In the listing below, locate the lines that hold the string "классов". Copy those lines.
____ EXTRACTED MATERIAL
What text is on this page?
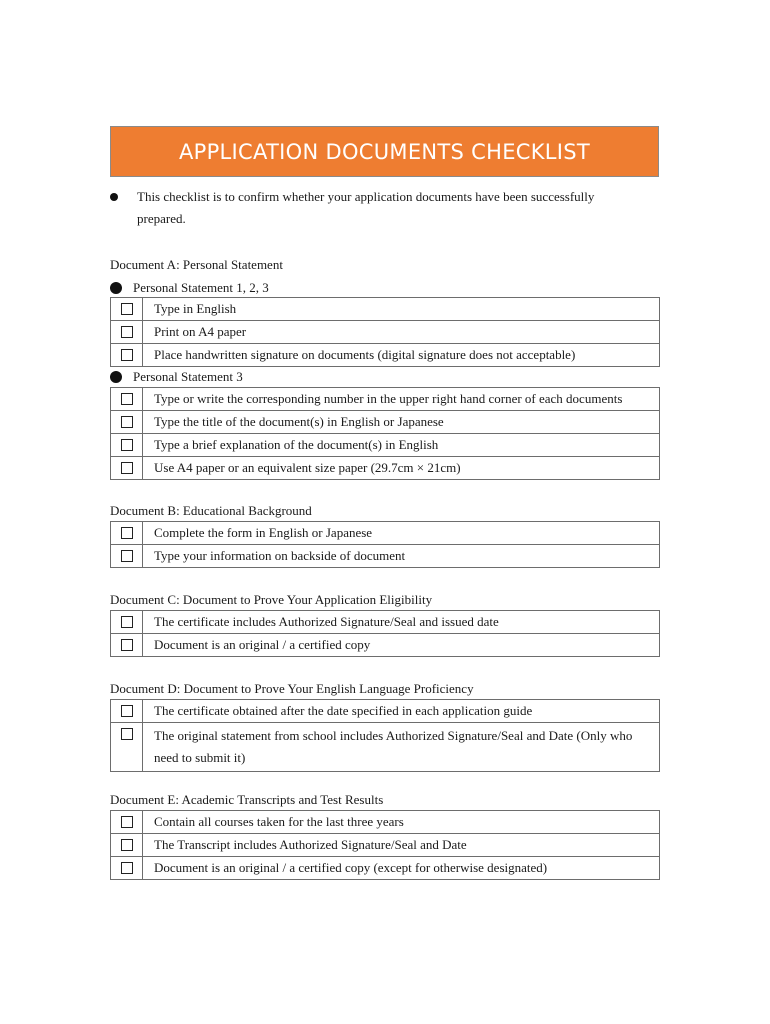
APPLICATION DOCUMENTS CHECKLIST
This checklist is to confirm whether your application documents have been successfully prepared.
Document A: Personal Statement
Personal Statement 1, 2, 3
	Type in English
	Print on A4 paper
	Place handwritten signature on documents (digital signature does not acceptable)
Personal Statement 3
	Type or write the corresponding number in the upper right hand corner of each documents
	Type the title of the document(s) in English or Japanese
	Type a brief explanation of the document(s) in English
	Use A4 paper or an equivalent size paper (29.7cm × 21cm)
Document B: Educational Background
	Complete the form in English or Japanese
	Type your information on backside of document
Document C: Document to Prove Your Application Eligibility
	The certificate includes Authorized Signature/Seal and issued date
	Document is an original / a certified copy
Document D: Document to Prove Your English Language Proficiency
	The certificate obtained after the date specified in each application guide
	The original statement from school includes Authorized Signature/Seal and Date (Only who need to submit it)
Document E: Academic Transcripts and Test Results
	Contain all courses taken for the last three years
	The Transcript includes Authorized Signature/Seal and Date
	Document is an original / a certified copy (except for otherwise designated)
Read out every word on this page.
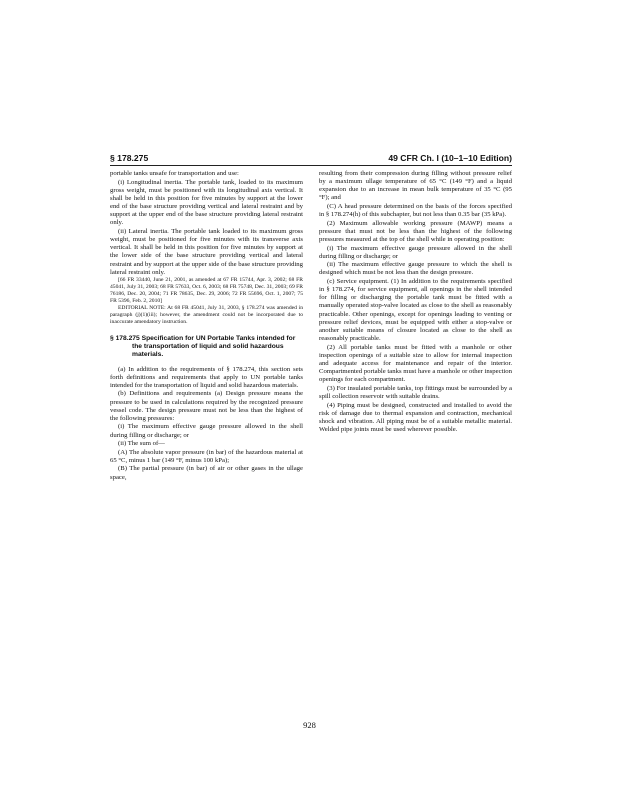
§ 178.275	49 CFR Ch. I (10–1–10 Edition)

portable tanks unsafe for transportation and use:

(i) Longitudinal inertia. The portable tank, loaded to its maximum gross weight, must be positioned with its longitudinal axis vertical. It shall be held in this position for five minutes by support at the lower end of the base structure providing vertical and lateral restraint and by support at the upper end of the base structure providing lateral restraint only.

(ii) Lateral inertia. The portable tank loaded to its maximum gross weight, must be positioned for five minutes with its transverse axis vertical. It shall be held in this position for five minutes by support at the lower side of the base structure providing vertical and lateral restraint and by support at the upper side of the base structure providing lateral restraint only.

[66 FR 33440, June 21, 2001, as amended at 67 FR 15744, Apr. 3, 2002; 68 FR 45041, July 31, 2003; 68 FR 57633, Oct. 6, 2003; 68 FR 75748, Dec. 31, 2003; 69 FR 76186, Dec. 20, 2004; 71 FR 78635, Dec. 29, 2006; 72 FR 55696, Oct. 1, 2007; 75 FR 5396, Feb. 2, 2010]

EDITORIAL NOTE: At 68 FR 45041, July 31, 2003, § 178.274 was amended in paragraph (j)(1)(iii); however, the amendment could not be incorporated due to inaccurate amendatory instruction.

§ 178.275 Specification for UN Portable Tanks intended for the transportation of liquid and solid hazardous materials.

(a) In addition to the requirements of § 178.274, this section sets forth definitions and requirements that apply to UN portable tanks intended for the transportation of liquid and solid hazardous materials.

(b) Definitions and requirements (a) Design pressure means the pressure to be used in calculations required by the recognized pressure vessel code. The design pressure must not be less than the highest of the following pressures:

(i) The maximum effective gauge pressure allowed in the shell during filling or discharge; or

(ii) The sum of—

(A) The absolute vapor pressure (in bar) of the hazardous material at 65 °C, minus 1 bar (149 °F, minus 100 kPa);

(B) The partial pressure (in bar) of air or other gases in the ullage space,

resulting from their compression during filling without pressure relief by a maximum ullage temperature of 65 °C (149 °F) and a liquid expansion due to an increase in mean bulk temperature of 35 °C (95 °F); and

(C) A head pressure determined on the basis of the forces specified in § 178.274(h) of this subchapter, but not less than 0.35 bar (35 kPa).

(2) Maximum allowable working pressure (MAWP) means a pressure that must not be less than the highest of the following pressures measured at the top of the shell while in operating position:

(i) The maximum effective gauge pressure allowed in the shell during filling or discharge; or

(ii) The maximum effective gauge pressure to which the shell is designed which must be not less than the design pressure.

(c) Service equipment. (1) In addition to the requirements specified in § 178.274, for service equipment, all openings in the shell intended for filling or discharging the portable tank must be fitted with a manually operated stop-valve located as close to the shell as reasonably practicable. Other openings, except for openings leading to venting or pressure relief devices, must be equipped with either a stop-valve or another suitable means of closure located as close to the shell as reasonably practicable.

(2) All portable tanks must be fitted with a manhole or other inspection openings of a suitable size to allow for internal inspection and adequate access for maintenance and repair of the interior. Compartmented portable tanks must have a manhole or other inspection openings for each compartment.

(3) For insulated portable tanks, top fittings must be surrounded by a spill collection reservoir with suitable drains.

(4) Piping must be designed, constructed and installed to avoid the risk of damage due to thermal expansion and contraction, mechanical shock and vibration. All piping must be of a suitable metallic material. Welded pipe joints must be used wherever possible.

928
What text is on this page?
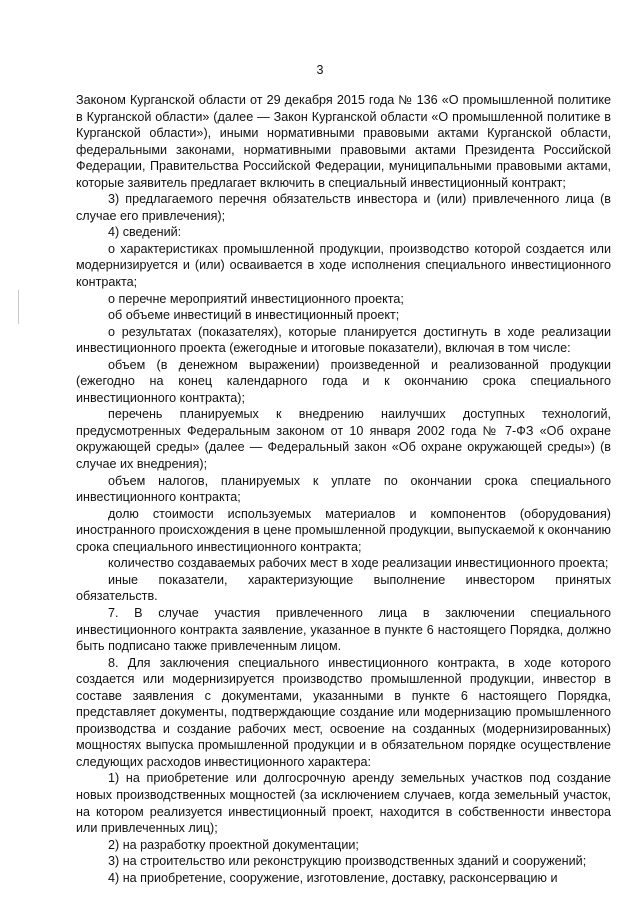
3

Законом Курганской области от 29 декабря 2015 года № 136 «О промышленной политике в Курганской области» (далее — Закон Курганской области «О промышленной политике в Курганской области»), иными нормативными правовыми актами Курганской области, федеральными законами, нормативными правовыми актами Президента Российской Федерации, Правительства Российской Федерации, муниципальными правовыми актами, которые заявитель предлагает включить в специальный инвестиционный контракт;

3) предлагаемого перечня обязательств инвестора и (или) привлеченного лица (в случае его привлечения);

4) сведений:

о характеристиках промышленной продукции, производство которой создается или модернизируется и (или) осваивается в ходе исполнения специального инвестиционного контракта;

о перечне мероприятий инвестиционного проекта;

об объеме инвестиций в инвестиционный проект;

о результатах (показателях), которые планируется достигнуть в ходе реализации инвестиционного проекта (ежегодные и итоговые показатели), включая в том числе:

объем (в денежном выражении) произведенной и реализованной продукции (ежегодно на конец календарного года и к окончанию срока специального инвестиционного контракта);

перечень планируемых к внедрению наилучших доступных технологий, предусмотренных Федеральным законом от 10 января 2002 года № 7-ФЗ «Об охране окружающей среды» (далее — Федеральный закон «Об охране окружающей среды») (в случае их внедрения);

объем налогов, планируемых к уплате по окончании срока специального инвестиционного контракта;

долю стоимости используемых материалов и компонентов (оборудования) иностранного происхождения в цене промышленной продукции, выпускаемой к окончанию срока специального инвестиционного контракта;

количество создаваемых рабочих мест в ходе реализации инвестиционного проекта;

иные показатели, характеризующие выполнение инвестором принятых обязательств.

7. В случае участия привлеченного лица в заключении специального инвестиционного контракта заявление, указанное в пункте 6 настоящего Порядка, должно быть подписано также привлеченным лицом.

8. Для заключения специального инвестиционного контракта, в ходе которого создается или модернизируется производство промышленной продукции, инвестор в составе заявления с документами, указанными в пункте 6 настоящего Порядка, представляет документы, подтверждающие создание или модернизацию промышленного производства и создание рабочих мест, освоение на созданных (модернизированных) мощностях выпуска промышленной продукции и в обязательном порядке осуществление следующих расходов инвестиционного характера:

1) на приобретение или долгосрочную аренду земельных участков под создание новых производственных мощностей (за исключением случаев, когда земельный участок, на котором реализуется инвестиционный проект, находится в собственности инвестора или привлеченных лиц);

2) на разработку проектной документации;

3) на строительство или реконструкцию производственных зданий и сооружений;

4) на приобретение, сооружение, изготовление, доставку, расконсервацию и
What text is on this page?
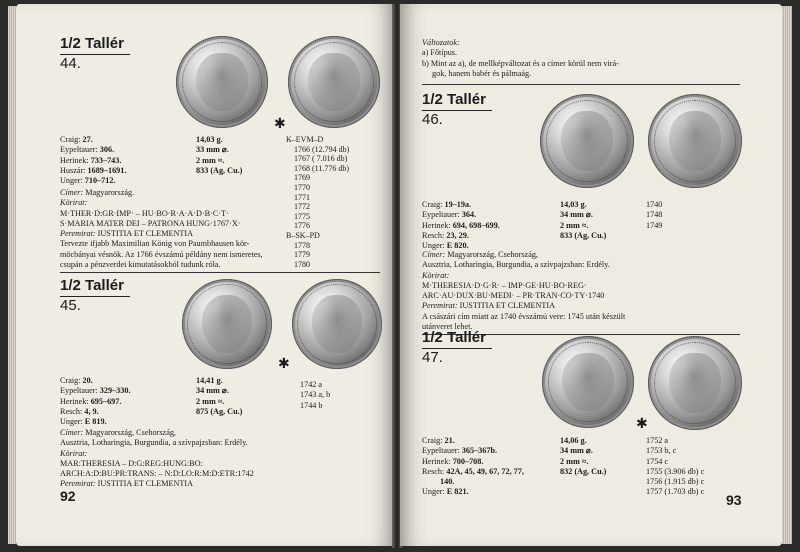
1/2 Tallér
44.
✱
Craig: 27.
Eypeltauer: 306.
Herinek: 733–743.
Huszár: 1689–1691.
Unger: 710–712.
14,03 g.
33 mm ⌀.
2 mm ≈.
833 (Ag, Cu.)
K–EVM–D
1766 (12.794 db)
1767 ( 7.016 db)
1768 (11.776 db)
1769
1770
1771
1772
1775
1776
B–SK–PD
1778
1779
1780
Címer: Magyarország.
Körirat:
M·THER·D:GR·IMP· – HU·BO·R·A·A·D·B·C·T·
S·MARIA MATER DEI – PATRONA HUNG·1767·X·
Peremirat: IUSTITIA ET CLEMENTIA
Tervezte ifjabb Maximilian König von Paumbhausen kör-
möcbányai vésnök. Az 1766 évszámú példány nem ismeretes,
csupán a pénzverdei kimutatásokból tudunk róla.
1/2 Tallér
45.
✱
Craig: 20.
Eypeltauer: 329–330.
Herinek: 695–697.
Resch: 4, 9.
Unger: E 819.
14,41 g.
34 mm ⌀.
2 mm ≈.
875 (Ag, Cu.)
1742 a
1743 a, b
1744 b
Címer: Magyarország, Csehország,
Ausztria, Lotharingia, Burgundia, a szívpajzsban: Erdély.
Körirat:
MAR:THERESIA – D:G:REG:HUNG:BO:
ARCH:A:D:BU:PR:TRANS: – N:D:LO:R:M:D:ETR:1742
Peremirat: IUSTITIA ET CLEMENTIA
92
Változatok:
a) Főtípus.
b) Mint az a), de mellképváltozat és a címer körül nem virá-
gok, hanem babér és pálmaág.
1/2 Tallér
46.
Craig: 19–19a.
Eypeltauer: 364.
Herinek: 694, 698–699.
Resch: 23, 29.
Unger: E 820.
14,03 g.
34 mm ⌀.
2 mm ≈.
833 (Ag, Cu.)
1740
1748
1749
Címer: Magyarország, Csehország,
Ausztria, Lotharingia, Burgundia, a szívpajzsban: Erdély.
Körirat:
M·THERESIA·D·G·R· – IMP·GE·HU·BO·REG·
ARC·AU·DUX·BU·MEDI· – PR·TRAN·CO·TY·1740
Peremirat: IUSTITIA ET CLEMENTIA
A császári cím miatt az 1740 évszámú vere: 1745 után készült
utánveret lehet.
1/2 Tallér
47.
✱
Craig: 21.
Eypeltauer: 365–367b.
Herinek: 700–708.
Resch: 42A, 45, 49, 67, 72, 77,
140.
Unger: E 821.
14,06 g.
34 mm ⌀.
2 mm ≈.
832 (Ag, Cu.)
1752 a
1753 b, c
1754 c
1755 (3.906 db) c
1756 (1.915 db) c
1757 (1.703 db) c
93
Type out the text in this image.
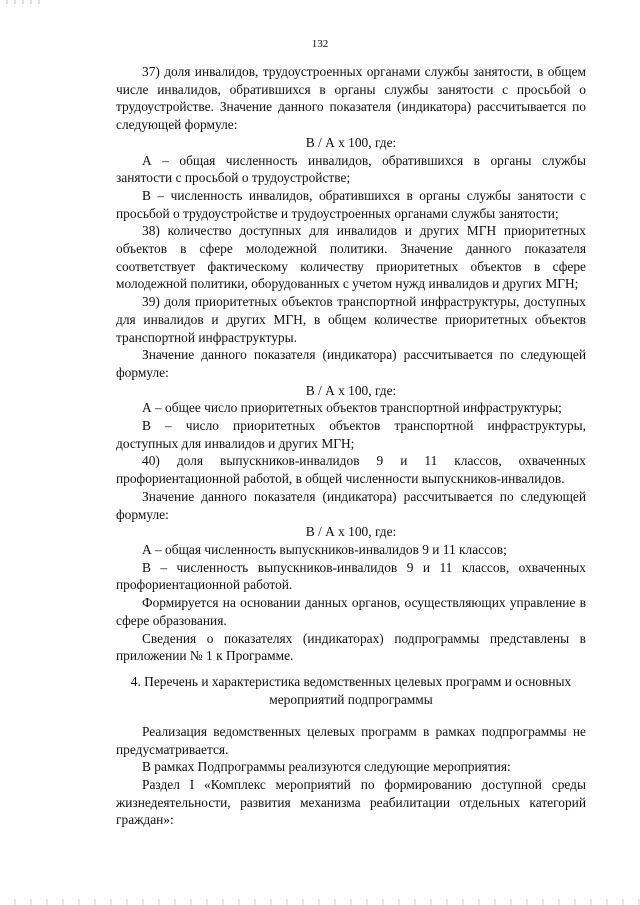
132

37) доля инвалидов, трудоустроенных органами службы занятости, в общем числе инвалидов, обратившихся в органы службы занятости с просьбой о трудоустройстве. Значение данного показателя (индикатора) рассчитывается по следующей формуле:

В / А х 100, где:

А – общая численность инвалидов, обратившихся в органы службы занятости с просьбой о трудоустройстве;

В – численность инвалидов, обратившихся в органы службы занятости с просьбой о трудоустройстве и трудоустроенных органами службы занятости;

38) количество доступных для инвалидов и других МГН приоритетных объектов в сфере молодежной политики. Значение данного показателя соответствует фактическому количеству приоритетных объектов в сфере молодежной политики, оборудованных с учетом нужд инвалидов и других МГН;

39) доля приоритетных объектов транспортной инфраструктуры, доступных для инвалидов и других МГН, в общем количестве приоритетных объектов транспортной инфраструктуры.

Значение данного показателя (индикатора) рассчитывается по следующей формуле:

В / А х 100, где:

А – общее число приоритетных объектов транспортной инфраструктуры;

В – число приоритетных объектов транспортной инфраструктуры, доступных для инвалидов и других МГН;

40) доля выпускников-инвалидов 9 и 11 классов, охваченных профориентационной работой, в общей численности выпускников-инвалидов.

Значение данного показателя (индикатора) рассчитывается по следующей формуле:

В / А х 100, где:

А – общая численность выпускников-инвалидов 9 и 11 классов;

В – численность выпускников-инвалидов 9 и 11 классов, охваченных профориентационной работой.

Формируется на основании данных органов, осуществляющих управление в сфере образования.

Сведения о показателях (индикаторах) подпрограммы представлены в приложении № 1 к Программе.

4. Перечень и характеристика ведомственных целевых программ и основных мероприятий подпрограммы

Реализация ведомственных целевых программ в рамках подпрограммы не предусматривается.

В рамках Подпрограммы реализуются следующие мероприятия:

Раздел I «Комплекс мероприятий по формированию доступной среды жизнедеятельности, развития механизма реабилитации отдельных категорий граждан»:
________
▶ **EXERCISE ANSWER**:
40) доля выпускников-инвалидов 9 и 11 классов, охваченных профориентационной работой, в общей численности выпускников-инвалидов.
А – общая численность выпускников-инвалидов 9 и 11 классов;
В – численность выпускников-инвалидов 9 и 11 классов, охваченных профориентационной работой.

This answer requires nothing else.